Required task - Check each line below for the word "management", and copy those that have it.

Supplied data -
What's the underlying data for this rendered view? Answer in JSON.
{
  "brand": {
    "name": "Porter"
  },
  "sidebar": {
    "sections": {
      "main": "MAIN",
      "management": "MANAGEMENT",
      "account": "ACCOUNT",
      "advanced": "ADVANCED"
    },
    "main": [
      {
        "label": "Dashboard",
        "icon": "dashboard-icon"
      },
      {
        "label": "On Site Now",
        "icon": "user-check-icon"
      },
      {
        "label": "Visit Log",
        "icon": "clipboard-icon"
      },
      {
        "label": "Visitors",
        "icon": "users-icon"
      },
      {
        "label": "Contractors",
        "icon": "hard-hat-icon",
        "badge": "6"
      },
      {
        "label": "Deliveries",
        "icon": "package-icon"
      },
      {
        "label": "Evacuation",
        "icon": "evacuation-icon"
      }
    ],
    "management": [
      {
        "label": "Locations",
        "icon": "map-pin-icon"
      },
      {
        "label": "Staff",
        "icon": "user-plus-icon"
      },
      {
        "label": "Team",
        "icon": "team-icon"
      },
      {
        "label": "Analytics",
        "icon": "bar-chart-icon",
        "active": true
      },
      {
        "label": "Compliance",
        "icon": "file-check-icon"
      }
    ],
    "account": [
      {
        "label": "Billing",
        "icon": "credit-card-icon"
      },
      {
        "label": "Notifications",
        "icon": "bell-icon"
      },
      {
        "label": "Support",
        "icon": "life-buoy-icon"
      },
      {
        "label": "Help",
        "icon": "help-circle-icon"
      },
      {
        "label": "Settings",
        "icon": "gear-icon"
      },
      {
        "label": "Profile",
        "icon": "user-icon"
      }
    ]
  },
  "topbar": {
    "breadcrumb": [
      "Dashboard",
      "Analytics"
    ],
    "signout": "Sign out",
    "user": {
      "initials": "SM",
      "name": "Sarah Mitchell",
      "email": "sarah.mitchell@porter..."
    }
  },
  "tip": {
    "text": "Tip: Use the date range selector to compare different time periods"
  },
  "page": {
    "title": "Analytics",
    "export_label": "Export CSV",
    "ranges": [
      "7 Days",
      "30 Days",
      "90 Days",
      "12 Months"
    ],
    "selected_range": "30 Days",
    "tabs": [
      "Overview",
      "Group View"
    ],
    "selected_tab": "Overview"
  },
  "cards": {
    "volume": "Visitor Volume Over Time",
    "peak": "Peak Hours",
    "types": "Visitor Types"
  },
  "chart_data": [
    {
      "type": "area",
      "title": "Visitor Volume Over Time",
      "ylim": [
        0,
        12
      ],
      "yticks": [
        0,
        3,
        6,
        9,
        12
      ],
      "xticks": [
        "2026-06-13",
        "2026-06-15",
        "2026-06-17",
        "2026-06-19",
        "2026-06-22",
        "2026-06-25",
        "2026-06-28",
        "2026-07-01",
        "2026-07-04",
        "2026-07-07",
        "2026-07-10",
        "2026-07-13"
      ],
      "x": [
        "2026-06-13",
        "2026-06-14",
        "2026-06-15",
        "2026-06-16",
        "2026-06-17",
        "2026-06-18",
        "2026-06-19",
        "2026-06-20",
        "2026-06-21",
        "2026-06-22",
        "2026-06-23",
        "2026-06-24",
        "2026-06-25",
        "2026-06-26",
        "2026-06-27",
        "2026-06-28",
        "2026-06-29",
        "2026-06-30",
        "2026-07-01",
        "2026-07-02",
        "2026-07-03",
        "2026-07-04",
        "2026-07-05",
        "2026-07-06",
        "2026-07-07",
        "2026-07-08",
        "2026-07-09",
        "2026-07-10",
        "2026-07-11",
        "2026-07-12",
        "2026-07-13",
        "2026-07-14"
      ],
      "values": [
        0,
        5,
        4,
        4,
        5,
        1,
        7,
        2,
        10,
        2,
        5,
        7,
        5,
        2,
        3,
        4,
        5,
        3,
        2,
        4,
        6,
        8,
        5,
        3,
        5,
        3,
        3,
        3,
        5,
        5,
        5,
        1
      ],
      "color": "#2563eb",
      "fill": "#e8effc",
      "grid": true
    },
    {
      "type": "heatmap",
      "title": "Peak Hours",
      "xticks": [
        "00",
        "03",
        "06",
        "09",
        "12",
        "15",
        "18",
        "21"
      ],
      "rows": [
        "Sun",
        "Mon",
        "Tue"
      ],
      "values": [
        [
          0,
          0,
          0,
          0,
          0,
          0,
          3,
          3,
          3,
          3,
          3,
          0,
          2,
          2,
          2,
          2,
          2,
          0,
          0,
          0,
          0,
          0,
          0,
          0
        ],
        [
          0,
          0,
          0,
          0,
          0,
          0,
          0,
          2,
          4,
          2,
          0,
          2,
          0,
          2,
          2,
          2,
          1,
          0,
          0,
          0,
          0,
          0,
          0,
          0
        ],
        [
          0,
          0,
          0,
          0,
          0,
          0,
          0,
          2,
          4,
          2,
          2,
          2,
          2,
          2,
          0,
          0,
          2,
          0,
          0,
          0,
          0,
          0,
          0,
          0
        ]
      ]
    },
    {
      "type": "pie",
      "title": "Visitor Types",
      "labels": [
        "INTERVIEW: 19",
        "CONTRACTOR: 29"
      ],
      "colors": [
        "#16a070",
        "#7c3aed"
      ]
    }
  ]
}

Task response -
      "management": "MANAGEMENT",
    "management": [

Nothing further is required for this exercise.